Dataset entries
==*==
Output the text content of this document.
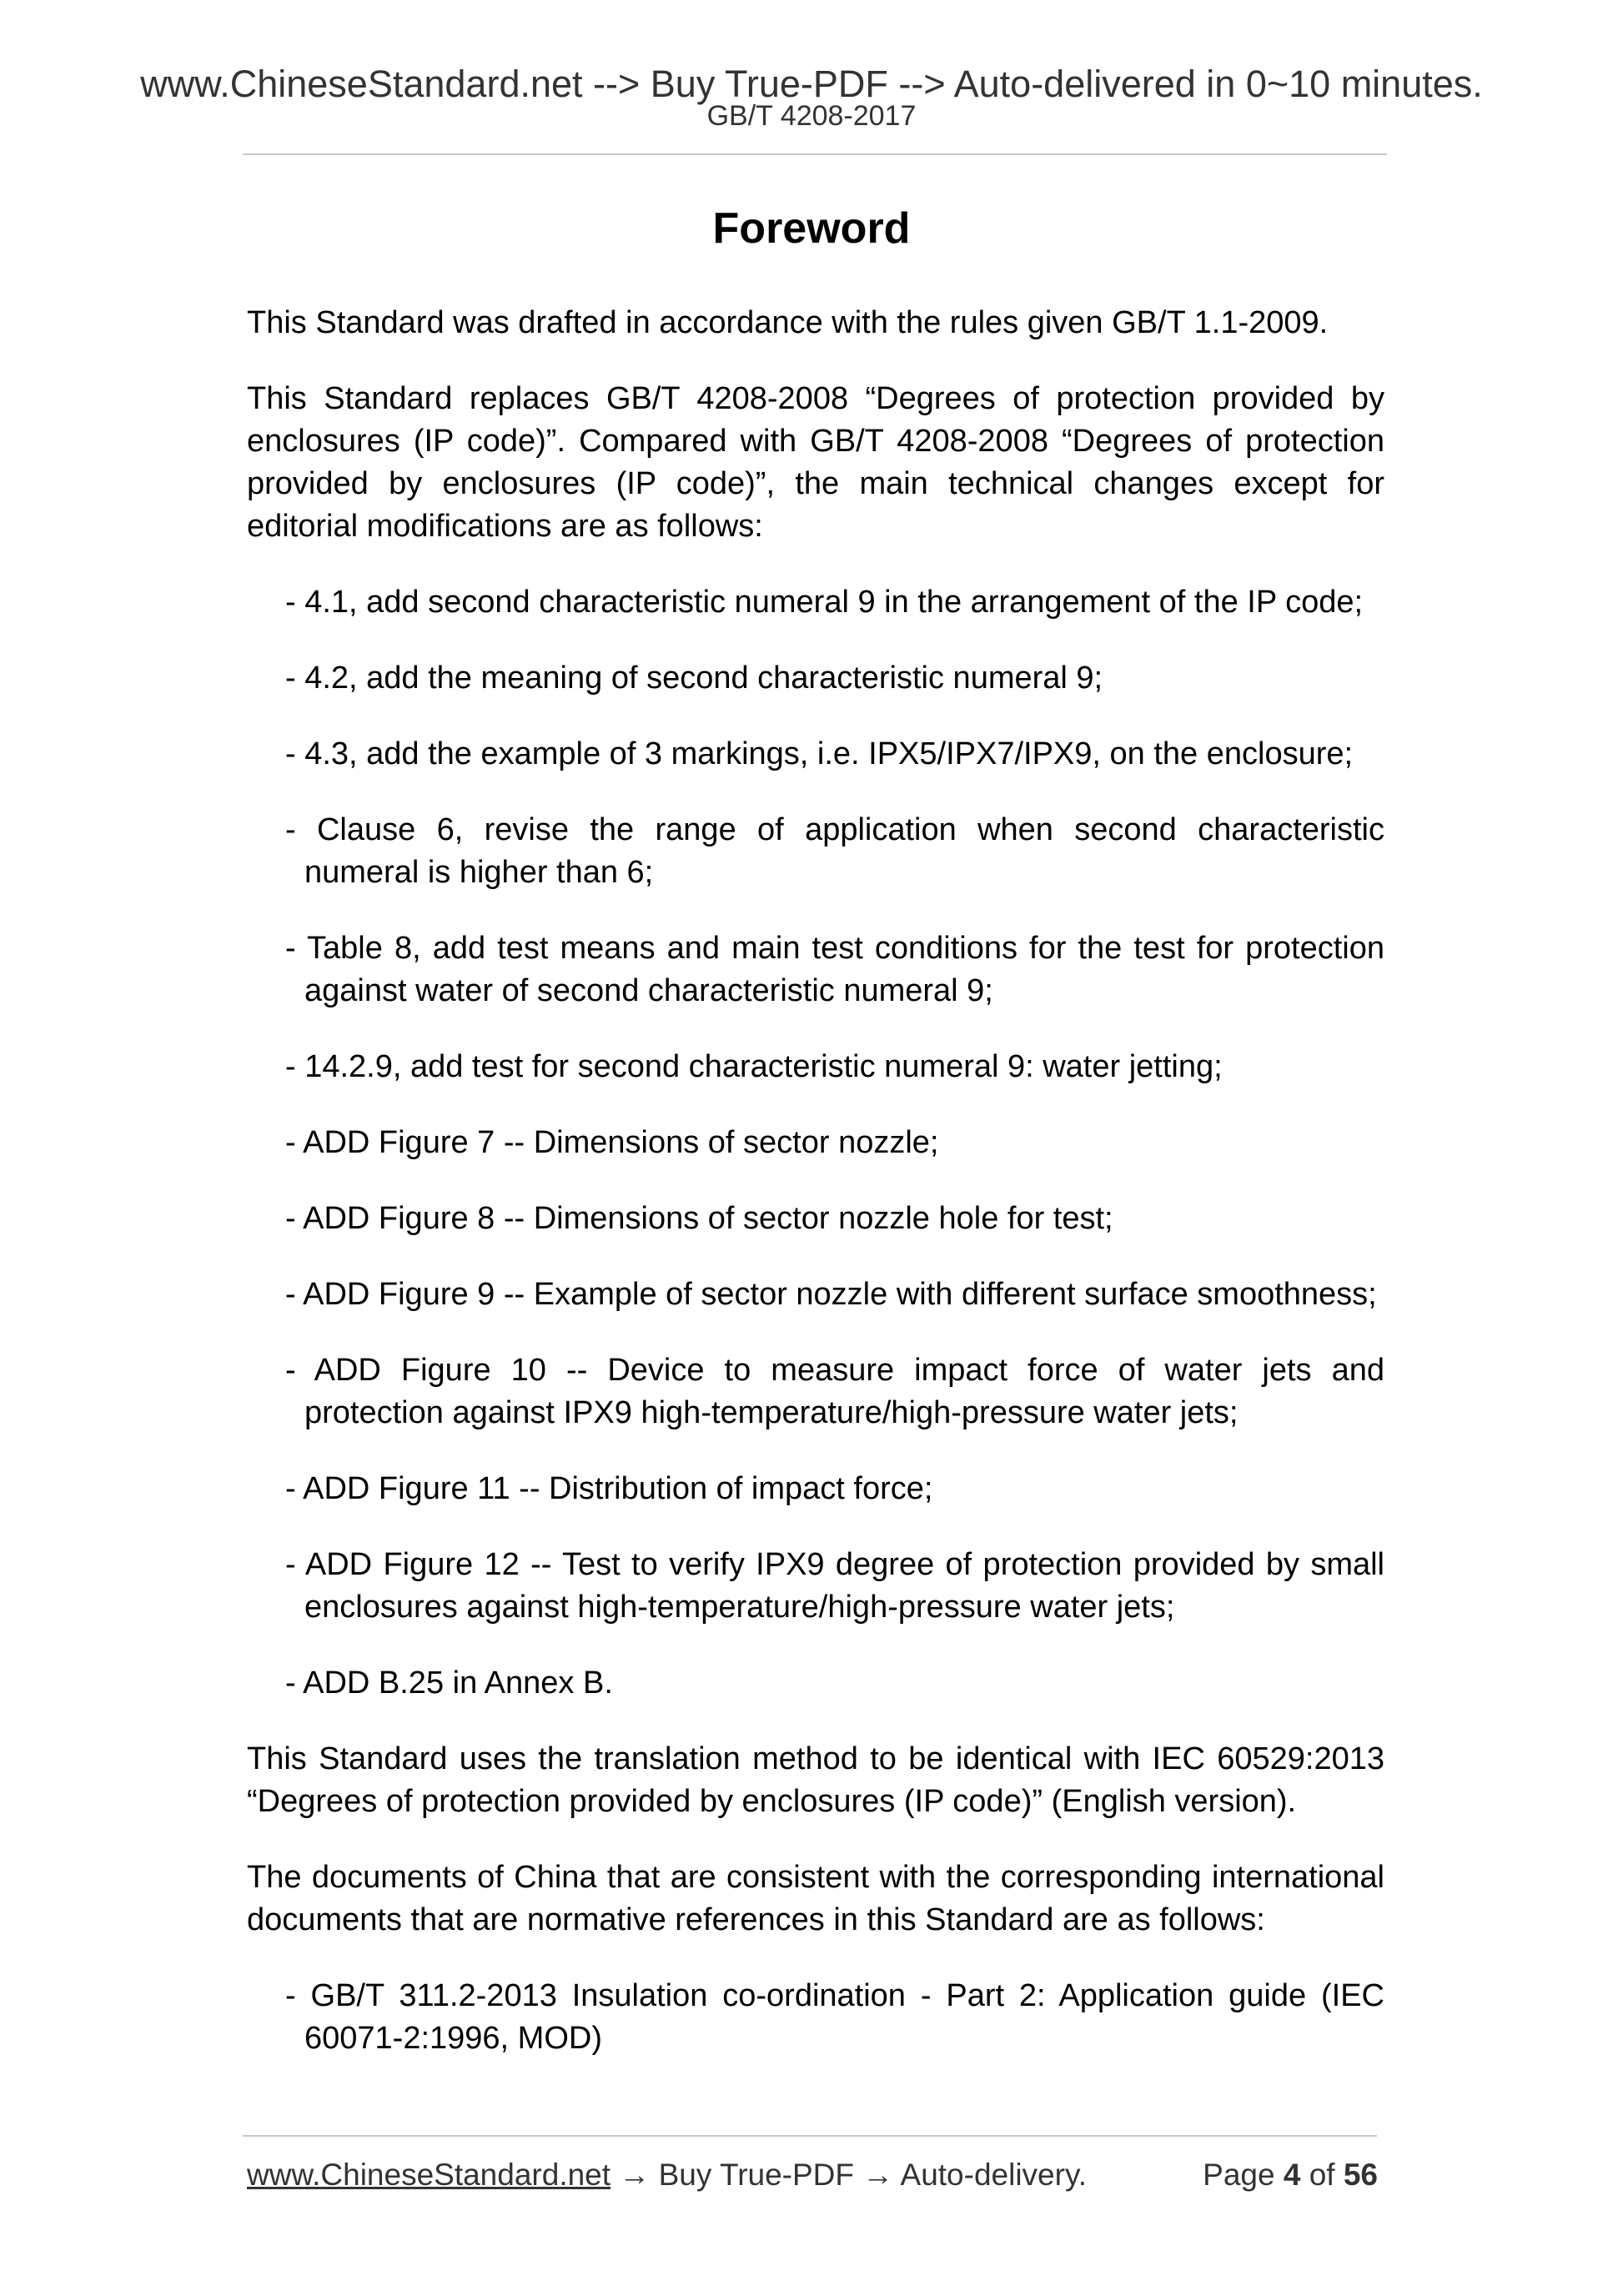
www.ChineseStandard.net --> Buy True-PDF --> Auto-delivered in 0~10 minutes.
GB/T 4208-2017
Foreword

This Standard was drafted in accordance with the rules given GB/T 1.1-2009.

This Standard replaces GB/T 4208-2008 “Degrees of protection provided by enclosures (IP code)”. Compared with GB/T 4208-2008 “Degrees of protection provided by enclosures (IP code)”, the main technical changes except for editorial modifications are as follows:

- 4.1, add second characteristic numeral 9 in the arrangement of the IP code;
- 4.2, add the meaning of second characteristic numeral 9;
- 4.3, add the example of 3 markings, i.e. IPX5/IPX7/IPX9, on the enclosure;
- Clause 6, revise the range of application when second characteristic numeral is higher than 6;
- Table 8, add test means and main test conditions for the test for protection against water of second characteristic numeral 9;
- 14.2.9, add test for second characteristic numeral 9: water jetting;
- ADD Figure 7 -- Dimensions of sector nozzle;
- ADD Figure 8 -- Dimensions of sector nozzle hole for test;
- ADD Figure 9 -- Example of sector nozzle with different surface smoothness;
- ADD Figure 10 -- Device to measure impact force of water jets and protection against IPX9 high-temperature/high-pressure water jets;
- ADD Figure 11 -- Distribution of impact force;
- ADD Figure 12 -- Test to verify IPX9 degree of protection provided by small enclosures against high-temperature/high-pressure water jets;
- ADD B.25 in Annex B.

This Standard uses the translation method to be identical with IEC 60529:2013 “Degrees of protection provided by enclosures (IP code)” (English version).

The documents of China that are consistent with the corresponding international documents that are normative references in this Standard are as follows:

- GB/T 311.2-2013 Insulation co-ordination - Part 2: Application guide (IEC 60071-2:1996, MOD)
www.ChineseStandard.net → Buy True-PDF → Auto-delivery.	Page 4 of 56
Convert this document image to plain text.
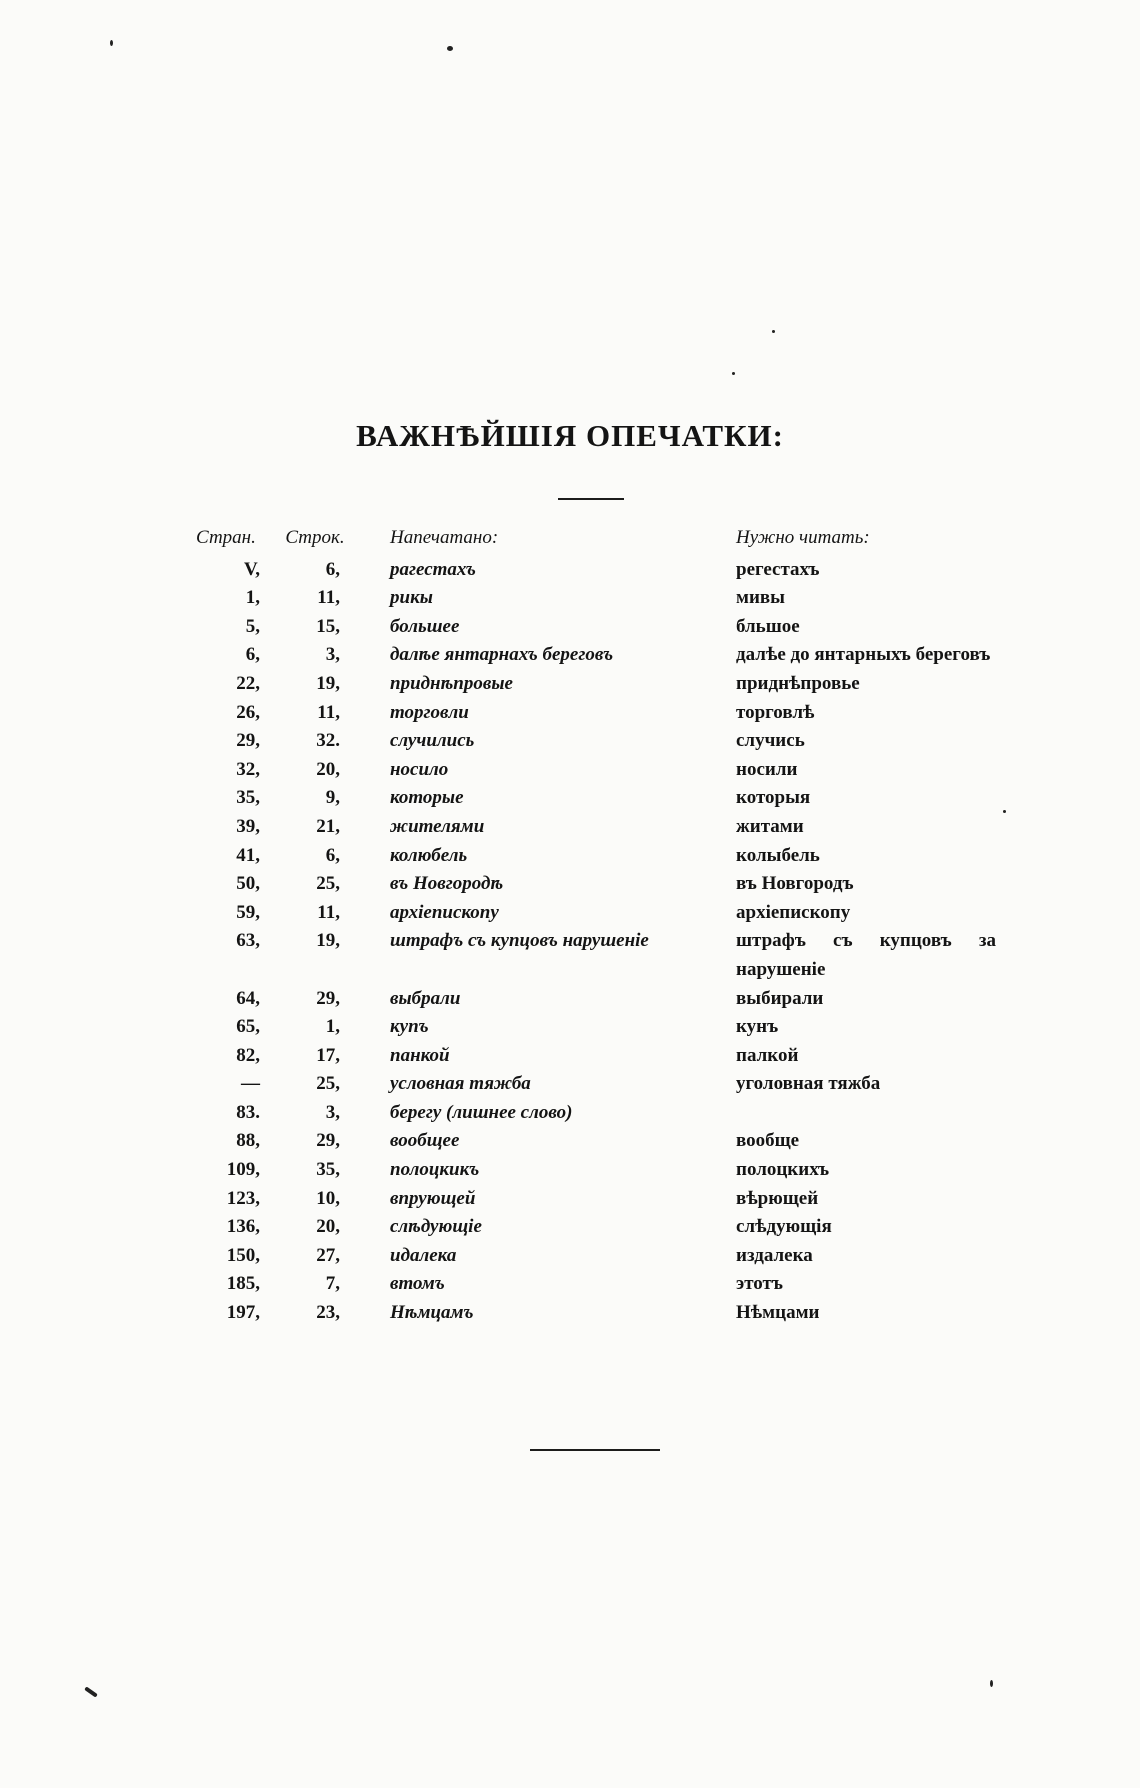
ВАЖНѢЙШІЯ ОПЕЧАТКИ:
Стран.	Строк.	Напечатано:	Нужно читать:
V,	6,	рагестахъ	регестахъ

1,	11,	рикы	мивы

5,	15,	большее	бльшое

6,	3,	далѣе янтарнахъ береговъ	далѣе до янтарныхъ береговъ

22,	19,	приднѣпровые	приднѣпровье

26,	11,	торговли	торговлѣ

29,	32.	случились	случись

32,	20,	носило	носили

35,	9,	которые	которыя

39,	21,	жителями	житами

41,	6,	колюбель	колыбель

50,	25,	въ Новгородѣ	въ Новгородъ

59,	11,	архіепископу	архіепископу

63,	19,	штрафъ съ купцовъ нарушеніе	штрафъ съ купцовъ за нарушеніе

64,	29,	выбрали	выбирали

65,	1,	купъ	кунъ

82,	17,	панкой	палкой

—	25,	условная тяжба	уголовная тяжба

83.	3,	берегу (лишнее слово)	

88,	29,	вообщее	вообще

109,	35,	полоцкикъ	полоцкихъ

123,	10,	впрующей	вѣрющей

136,	20,	слѣдующіе	слѣдующія

150,	27,	идалека	издалека

185,	7,	втомъ	этотъ

197,	23,	Нѣмцамъ	Нѣмцами
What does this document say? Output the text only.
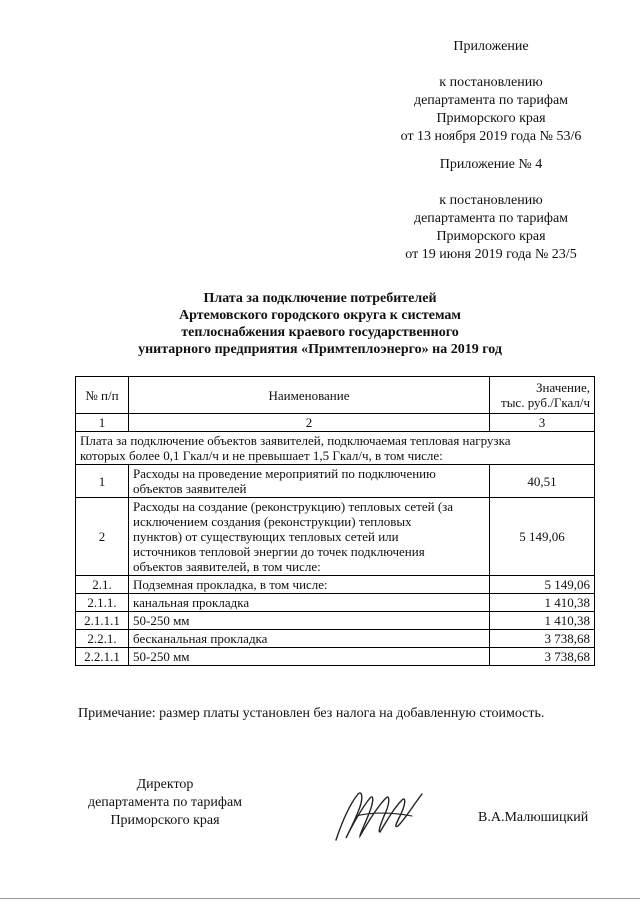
Приложение
к постановлению
департамента по тарифам
Приморского края
от 13 ноября 2019 года № 53/6
Приложение № 4
к постановлению
департамента по тарифам
Приморского края
от 19 июня 2019 года № 23/5
Плата за подключение потребителей
Артемовского городского округа к системам
теплоснабжения краевого государственного
унитарного предприятия «Примтеплоэнерго» на 2019 год
№ п/п	Наименование	Значение,
тыс. руб./Гкал/ч

1	2	3

Плата за подключение объектов заявителей, подключаемая тепловая нагрузка
которых более 0,1 Гкал/ч и не превышает 1,5 Гкал/ч, в том числе:		

1	Расходы на проведение мероприятий по подключению
объектов заявителей	40,51
2	Расходы на создание (реконструкцию) тепловых сетей (за
исключением создания (реконструкции) тепловых
пунктов) от существующих тепловых сетей или
источников тепловой энергии до точек подключения
объектов заявителей, в том числе:	5 149,06
2.1.	Подземная прокладка, в том числе:	5 149,06
2.1.1.	канальная прокладка	1 410,38
2.1.1.1	50-250 мм	1 410,38
2.2.1.	бесканальная прокладка	3 738,68
2.2.1.1	50-250 мм	3 738,68
Примечание: размер платы установлен без налога на добавленную стоимость.
Директор
департамента по тарифам
Приморского края	В.А.Малюшицкий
==*==
» What you are asked to do
Print each line of the material above exactly, with the pictures removed from your copy.

» Answer for the task
Output the text content of this document.
www.ChineseStandard.net --> Buy True-PDF --> Auto-delivered in 0~10 minutes.
GB/T 4208-2017
Foreword

This Standard was drafted in accordance with the rules given GB/T 1.1-2009.

This Standard replaces GB/T 4208-2008 “Degrees of protection provided by enclosures (IP code)”. Compared with GB/T 4208-2008 “Degrees of protection provided by enclosures (IP code)”, the main technical changes except for editorial modifications are as follows:

- 4.1, add second characteristic numeral 9 in the arrangement of the IP code;
- 4.2, add the meaning of second characteristic numeral 9;
- 4.3, add the example of 3 markings, i.e. IPX5/IPX7/IPX9, on the enclosure;
- Clause 6, revise the range of application when second characteristic numeral is higher than 6;
- Table 8, add test means and main test conditions for the test for protection against water of second characteristic numeral 9;
- 14.2.9, add test for second characteristic numeral 9: water jetting;
- ADD Figure 7 -- Dimensions of sector nozzle;
- ADD Figure 8 -- Dimensions of sector nozzle hole for test;
- ADD Figure 9 -- Example of sector nozzle with different surface smoothness;
- ADD Figure 10 -- Device to measure impact force of water jets and protection against IPX9 high-temperature/high-pressure water jets;
- ADD Figure 11 -- Distribution of impact force;
- ADD Figure 12 -- Test to verify IPX9 degree of protection provided by small enclosures against high-temperature/high-pressure water jets;
- ADD B.25 in Annex B.

This Standard uses the translation method to be identical with IEC 60529:2013 “Degrees of protection provided by enclosures (IP code)” (English version).

The documents of China that are consistent with the corresponding international documents that are normative references in this Standard are as follows:

- GB/T 311.2-2013 Insulation co-ordination - Part 2: Application guide (IEC 60071-2:1996, MOD)
www.ChineseStandard.net → Buy True-PDF → Auto-delivery.	Page 4 of 56
Convert this document image to plain text.
ВАЖНѢЙШІЯ ОПЕЧАТКИ:
Стран.	Строк.	Напечатано:	Нужно читать:
V,	6,	рагестахъ	регестахъ

1,	11,	рикы	мивы

5,	15,	большее	бльшое

6,	3,	далѣе янтарнахъ береговъ	далѣе до янтарныхъ береговъ

22,	19,	приднѣпровые	приднѣпровье

26,	11,	торговли	торговлѣ

29,	32.	случились	случись

32,	20,	носило	носили

35,	9,	которые	которыя

39,	21,	жителями	житами

41,	6,	колюбель	колыбель

50,	25,	въ Новгородѣ	въ Новгородъ

59,	11,	архіепископу	архіепископу

63,	19,	штрафъ съ купцовъ нарушеніе	штрафъ съ купцовъ за нарушеніе

64,	29,	выбрали	выбирали

65,	1,	купъ	кунъ

82,	17,	панкой	палкой

—	25,	условная тяжба	уголовная тяжба

83.	3,	берегу (лишнее слово)	

88,	29,	вообщее	вообще

109,	35,	полоцкикъ	полоцкихъ

123,	10,	впрующей	вѣрющей

136,	20,	слѣдующіе	слѣдующія

150,	27,	идалека	издалека

185,	7,	втомъ	этотъ

197,	23,	Нѣмцамъ	Нѣмцами
What does this document say? Output the text only.
Приложение
к постановлению
департамента по тарифам
Приморского края
от 13 ноября 2019 года № 53/6
Приложение № 4
к постановлению
департамента по тарифам
Приморского края
от 19 июня 2019 года № 23/5
Плата за подключение потребителей
Артемовского городского округа к системам
теплоснабжения краевого государственного
унитарного предприятия «Примтеплоэнерго» на 2019 год
№ п/п	Наименование	Значение,
тыс. руб./Гкал/ч

1	2	3

Плата за подключение объектов заявителей, подключаемая тепловая нагрузка
которых более 0,1 Гкал/ч и не превышает 1,5 Гкал/ч, в том числе:		

1	Расходы на проведение мероприятий по подключению
объектов заявителей	40,51
2	Расходы на создание (реконструкцию) тепловых сетей (за
исключением создания (реконструкции) тепловых
пунктов) от существующих тепловых сетей или
источников тепловой энергии до точек подключения
объектов заявителей, в том числе:	5 149,06
2.1.	Подземная прокладка, в том числе:	5 149,06
2.1.1.	канальная прокладка	1 410,38
2.1.1.1	50-250 мм	1 410,38
2.2.1.	бесканальная прокладка	3 738,68
2.2.1.1	50-250 мм	3 738,68
Примечание: размер платы установлен без налога на добавленную стоимость.
Директор
департамента по тарифам
Приморского края	В.А.Малюшицкий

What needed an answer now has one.